▶ [What is expected]
In the data that follows, find the line containing "Output a JSON"; then quote that line and every line after it, exactly, through the last one.

── Available records ──

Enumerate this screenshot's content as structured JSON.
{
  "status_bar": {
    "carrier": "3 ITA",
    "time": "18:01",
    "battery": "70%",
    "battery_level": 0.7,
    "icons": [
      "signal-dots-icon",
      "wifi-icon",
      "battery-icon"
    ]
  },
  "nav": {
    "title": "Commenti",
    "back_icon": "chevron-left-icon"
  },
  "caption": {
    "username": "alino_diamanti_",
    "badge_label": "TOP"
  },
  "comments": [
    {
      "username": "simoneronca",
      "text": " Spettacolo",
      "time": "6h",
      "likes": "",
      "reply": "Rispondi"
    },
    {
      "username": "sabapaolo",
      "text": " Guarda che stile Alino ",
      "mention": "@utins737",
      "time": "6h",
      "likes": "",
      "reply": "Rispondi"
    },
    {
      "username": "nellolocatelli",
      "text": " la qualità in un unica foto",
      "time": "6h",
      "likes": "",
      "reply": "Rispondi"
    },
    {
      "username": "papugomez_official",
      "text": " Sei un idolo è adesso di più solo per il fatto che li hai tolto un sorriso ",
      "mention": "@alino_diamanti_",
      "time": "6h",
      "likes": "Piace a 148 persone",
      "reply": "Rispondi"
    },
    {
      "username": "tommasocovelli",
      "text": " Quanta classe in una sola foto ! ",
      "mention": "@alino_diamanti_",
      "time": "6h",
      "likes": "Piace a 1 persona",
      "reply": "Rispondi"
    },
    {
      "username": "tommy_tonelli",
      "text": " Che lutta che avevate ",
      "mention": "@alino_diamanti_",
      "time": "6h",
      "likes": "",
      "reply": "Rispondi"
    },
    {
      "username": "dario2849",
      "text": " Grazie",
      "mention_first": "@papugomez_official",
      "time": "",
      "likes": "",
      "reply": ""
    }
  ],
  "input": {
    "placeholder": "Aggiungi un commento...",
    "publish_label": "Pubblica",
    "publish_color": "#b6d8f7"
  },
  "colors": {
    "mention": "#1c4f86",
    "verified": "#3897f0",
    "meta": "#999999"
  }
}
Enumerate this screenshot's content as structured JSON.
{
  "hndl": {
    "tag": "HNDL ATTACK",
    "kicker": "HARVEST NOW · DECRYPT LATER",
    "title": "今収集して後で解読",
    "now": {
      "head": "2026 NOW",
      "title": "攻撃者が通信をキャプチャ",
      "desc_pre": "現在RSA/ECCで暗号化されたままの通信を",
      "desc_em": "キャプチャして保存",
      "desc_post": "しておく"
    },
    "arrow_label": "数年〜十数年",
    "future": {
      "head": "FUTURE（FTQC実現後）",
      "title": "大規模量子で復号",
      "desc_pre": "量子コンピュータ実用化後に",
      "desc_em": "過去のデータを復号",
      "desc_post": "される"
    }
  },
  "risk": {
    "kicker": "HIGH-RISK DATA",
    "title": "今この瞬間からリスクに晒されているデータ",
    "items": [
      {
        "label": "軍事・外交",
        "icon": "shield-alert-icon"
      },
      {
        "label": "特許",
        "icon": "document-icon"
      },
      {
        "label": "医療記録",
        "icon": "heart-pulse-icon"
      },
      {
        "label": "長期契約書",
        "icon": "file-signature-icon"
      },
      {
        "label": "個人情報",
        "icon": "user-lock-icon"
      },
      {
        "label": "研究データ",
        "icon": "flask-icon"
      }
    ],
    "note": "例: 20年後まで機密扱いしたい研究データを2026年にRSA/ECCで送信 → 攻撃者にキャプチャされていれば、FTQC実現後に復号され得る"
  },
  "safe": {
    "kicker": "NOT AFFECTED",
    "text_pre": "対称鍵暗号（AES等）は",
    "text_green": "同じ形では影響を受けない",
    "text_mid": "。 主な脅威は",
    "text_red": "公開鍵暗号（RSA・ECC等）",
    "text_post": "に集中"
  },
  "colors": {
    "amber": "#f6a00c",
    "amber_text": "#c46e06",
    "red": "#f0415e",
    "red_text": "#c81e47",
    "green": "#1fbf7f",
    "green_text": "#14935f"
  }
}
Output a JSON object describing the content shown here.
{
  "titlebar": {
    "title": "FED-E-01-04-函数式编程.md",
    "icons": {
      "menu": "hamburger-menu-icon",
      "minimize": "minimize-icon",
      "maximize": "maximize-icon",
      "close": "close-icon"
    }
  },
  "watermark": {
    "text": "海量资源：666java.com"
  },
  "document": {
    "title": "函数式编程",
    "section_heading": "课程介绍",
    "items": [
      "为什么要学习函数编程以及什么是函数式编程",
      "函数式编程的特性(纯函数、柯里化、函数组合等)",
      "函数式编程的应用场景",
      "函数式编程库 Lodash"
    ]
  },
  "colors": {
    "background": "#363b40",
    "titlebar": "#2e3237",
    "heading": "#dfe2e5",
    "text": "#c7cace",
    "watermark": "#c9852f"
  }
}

───

▶ [Task response]
Output a JSON object describing the content shown here.
{
  "titlebar": {
    "title": "FED-E-01-04-函数式编程.md",
    "icons": {
      "menu": "hamburger-menu-icon",
      "minimize": "minimize-icon",
      "maximize": "maximize-icon",
      "close": "close-icon"
    }
  },
  "watermark": {
    "text": "海量资源：666java.com"
  },
  "document": {
    "title": "函数式编程",
    "section_heading": "课程介绍",
    "items": [
      "为什么要学习函数编程以及什么是函数式编程",
      "函数式编程的特性(纯函数、柯里化、函数组合等)",
      "函数式编程的应用场景",
      "函数式编程库 Lodash"
    ]
  },
  "colors": {
    "background": "#363b40",
    "titlebar": "#2e3237",
    "heading": "#dfe2e5",
    "text": "#c7cace",
    "watermark": "#c9852f"
  }
}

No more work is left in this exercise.